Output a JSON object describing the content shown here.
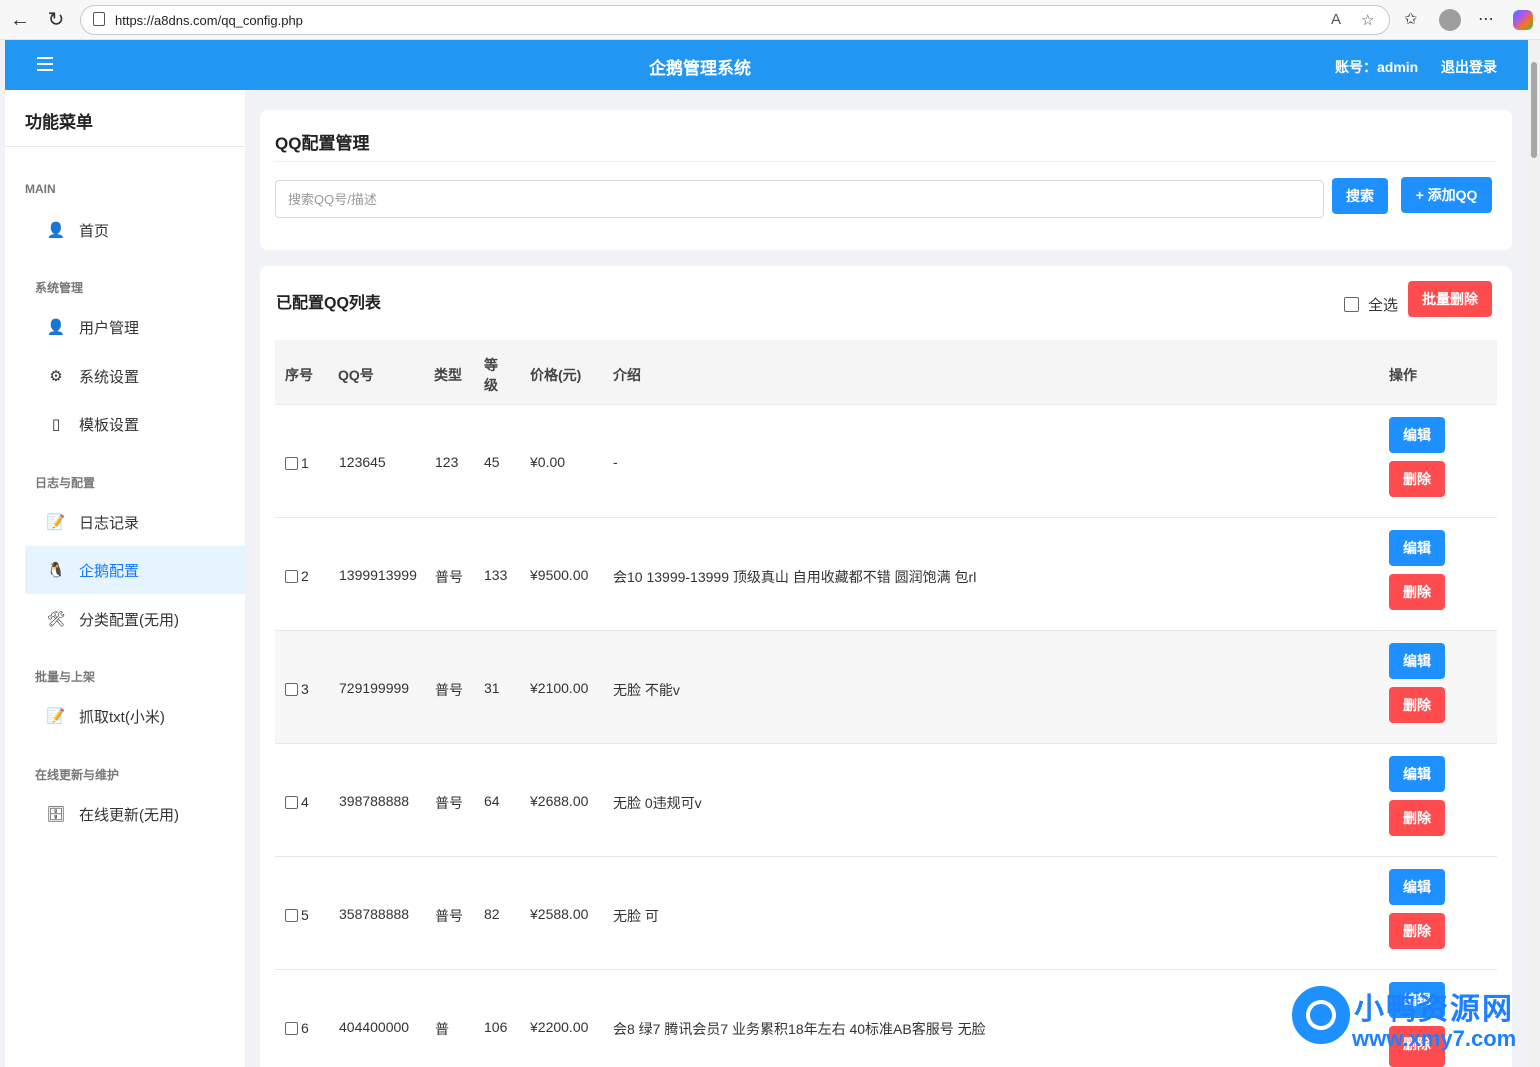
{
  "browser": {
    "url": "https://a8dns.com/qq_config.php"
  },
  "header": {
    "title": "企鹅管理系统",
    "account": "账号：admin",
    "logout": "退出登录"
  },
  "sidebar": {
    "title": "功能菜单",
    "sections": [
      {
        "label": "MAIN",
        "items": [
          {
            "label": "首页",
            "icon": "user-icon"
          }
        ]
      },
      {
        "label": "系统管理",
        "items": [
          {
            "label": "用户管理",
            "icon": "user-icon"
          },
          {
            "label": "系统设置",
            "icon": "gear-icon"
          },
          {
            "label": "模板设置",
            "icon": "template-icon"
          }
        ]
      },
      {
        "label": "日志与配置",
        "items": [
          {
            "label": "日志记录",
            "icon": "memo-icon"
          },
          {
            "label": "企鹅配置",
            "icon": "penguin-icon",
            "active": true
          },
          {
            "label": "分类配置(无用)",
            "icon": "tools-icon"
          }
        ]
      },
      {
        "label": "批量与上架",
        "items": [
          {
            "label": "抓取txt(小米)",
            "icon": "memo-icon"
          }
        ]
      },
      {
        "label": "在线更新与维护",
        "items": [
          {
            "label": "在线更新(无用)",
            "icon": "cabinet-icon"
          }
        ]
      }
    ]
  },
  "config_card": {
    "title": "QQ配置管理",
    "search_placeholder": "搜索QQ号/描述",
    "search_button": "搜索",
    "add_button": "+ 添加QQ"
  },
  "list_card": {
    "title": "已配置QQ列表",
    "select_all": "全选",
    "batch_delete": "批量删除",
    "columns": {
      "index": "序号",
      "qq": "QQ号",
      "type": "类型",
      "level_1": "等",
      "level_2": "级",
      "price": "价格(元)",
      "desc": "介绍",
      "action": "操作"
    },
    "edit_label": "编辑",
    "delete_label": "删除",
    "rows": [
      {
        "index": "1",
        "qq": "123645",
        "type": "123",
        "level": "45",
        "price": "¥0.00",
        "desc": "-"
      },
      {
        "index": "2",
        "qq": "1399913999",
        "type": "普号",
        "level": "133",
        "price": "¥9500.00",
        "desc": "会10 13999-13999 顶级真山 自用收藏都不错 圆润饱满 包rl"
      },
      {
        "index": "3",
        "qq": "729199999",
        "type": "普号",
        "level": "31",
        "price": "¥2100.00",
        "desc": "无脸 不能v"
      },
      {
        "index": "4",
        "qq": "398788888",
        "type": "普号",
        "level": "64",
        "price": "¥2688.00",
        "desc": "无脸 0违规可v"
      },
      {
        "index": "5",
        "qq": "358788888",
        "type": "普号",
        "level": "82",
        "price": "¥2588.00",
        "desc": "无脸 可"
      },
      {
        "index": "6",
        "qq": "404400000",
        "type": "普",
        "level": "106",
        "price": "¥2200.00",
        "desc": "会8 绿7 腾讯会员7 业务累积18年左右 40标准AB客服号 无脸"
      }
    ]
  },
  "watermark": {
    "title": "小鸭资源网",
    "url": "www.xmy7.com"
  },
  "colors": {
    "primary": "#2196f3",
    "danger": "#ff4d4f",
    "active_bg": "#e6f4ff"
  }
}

=======

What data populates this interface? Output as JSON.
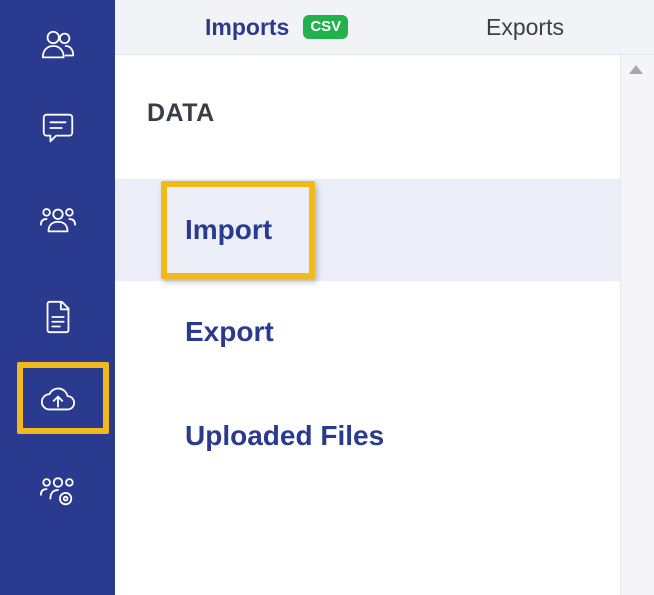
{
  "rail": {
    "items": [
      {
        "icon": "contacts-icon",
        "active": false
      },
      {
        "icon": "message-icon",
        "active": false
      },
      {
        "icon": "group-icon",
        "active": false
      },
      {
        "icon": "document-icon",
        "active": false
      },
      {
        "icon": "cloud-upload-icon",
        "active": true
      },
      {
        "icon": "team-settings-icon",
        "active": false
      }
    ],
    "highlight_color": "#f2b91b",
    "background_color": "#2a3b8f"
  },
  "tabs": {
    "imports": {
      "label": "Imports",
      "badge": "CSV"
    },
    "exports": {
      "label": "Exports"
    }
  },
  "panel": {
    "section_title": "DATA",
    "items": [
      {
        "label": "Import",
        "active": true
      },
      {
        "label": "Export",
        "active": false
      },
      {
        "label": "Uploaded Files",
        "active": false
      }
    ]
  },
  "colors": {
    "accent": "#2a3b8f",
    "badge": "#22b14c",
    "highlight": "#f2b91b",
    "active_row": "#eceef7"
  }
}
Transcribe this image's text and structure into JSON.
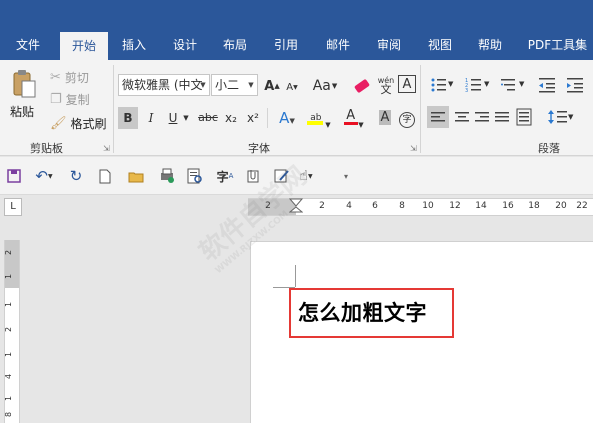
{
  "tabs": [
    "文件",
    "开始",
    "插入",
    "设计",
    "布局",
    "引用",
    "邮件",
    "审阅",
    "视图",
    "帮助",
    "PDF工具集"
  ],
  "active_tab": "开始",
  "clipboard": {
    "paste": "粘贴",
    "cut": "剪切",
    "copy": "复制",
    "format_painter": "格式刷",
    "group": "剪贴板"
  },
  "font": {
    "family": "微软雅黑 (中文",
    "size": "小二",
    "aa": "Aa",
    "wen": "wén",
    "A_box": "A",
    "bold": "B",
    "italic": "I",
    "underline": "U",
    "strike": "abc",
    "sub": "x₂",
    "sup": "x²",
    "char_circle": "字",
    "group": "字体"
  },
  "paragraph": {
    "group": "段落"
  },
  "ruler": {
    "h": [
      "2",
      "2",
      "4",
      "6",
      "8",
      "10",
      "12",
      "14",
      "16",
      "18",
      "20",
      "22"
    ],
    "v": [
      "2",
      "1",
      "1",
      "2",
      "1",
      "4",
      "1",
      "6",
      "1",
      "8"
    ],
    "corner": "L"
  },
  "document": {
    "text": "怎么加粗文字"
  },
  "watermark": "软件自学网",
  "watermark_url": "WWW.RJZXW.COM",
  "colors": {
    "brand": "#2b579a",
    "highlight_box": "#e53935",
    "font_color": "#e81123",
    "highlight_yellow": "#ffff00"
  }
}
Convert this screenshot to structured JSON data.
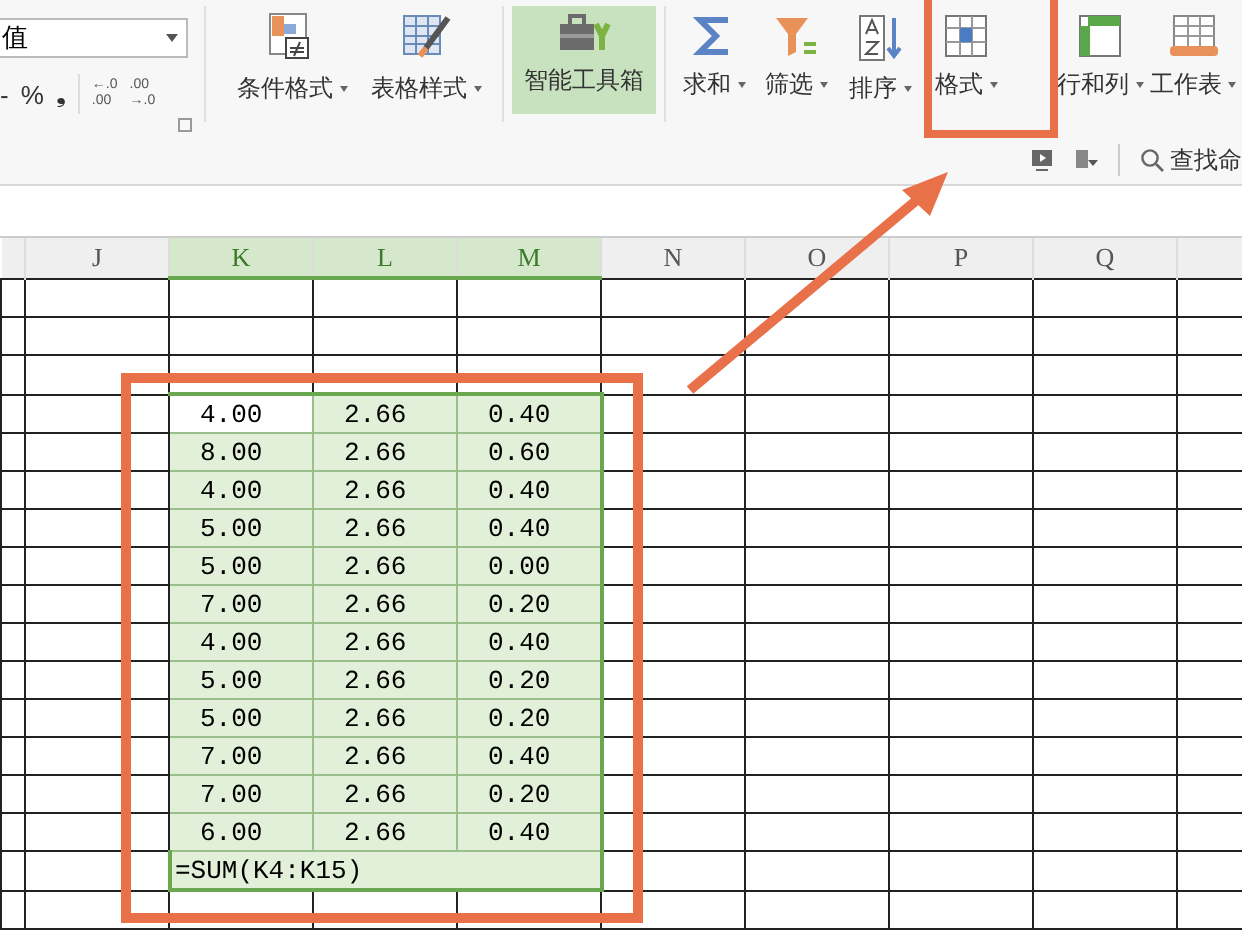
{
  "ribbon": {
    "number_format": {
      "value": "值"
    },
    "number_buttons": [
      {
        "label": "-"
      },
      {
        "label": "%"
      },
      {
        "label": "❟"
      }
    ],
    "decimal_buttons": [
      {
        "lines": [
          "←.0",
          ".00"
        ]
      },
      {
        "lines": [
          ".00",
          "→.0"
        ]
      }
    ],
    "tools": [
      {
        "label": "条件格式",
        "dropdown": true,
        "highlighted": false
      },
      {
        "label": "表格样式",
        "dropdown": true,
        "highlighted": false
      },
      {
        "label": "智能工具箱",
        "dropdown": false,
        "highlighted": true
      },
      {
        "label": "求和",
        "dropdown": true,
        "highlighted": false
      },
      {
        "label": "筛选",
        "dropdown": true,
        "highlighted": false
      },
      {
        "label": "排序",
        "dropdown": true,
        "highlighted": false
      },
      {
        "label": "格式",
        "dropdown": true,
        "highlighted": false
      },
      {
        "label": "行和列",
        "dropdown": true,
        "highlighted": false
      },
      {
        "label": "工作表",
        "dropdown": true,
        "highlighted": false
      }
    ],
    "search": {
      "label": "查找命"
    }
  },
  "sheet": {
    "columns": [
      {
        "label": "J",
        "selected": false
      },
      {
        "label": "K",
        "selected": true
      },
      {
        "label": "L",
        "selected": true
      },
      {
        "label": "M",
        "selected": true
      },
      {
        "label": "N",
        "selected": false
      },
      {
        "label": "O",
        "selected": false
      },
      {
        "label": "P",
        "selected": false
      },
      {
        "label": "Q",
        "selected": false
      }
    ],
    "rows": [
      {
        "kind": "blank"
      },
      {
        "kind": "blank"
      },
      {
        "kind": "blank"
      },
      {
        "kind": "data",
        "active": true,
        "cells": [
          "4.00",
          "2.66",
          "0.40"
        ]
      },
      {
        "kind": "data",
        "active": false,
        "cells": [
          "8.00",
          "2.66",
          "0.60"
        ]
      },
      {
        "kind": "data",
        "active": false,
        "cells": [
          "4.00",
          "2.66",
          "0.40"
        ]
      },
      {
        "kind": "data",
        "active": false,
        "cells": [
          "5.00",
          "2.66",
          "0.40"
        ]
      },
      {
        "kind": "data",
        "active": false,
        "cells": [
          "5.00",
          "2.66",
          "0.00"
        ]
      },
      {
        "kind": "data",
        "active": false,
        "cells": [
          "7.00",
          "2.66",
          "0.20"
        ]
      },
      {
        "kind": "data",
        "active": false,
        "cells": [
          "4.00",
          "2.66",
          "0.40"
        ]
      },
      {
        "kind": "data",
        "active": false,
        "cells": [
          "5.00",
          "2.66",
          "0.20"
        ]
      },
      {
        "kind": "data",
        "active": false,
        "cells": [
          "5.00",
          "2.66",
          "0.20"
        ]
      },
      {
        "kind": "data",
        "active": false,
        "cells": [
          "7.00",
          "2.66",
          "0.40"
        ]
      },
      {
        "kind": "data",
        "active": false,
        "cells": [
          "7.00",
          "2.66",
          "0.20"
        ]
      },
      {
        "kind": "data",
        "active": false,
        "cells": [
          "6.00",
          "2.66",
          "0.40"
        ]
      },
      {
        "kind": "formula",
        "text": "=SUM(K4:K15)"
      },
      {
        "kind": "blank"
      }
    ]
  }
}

=======

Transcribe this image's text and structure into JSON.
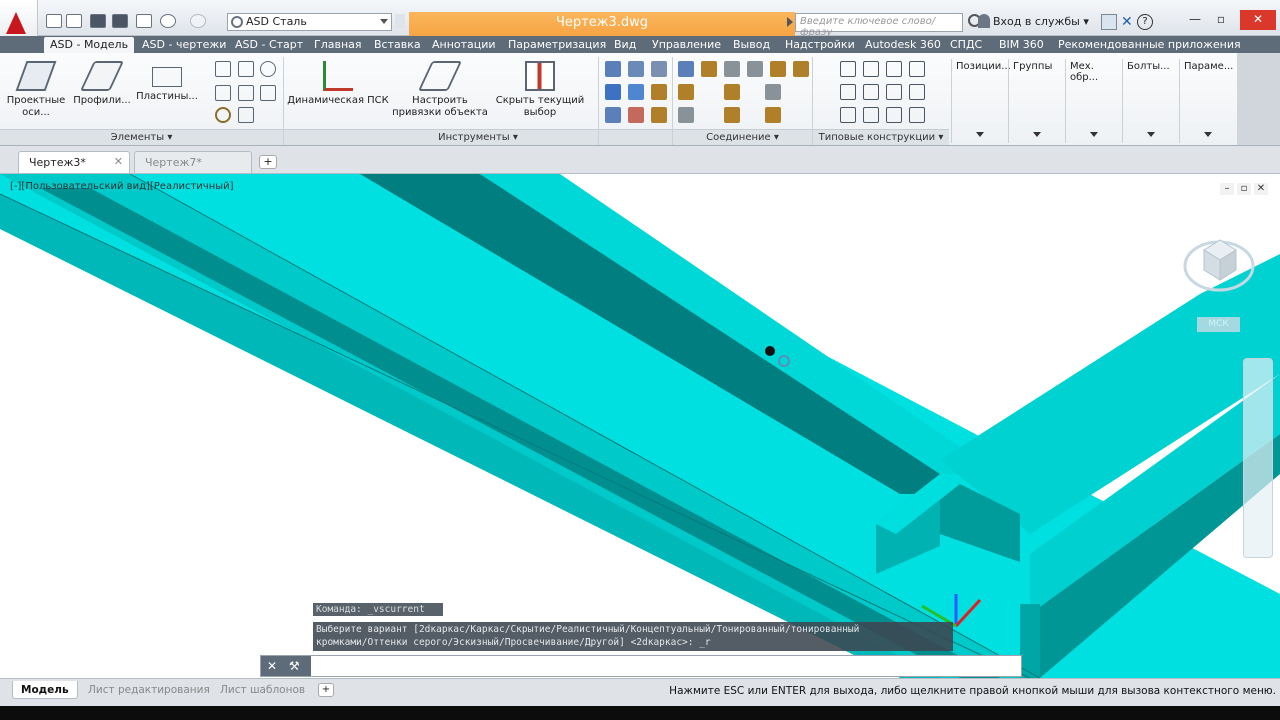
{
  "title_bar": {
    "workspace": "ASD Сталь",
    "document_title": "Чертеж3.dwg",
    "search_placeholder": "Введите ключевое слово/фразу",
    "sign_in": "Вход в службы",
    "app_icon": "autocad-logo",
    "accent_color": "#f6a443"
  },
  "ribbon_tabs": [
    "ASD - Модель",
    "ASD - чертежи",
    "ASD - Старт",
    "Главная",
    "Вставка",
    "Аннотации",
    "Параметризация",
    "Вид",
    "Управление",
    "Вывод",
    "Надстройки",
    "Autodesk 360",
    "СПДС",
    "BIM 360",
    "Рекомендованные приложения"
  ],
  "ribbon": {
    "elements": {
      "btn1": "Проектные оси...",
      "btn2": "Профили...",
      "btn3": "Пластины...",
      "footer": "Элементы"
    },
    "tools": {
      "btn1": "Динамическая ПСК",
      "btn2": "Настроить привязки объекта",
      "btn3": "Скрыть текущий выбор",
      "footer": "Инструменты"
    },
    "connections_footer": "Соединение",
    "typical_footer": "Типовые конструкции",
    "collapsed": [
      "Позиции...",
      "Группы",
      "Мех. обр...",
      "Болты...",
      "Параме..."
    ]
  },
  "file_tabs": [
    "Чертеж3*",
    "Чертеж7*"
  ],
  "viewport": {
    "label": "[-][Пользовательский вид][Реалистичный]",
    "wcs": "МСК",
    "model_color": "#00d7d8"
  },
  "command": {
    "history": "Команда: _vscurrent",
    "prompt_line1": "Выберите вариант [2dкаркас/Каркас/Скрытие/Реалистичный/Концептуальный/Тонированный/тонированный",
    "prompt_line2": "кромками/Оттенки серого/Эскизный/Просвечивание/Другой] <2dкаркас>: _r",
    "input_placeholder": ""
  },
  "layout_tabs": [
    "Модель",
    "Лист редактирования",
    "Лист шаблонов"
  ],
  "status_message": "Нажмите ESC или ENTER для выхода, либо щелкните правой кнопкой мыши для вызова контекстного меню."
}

=======

* **WHAT THE TASK ASKS**
Pull out and copy each line containing the string "this".

* **WRITTEN ANSWER**
What data populates this interface? Output as JSON.
Transcribe this image's text and structure into JSON.
Convert this screenshot to structured JSON data.
Transcribe this image's text and structure into JSON.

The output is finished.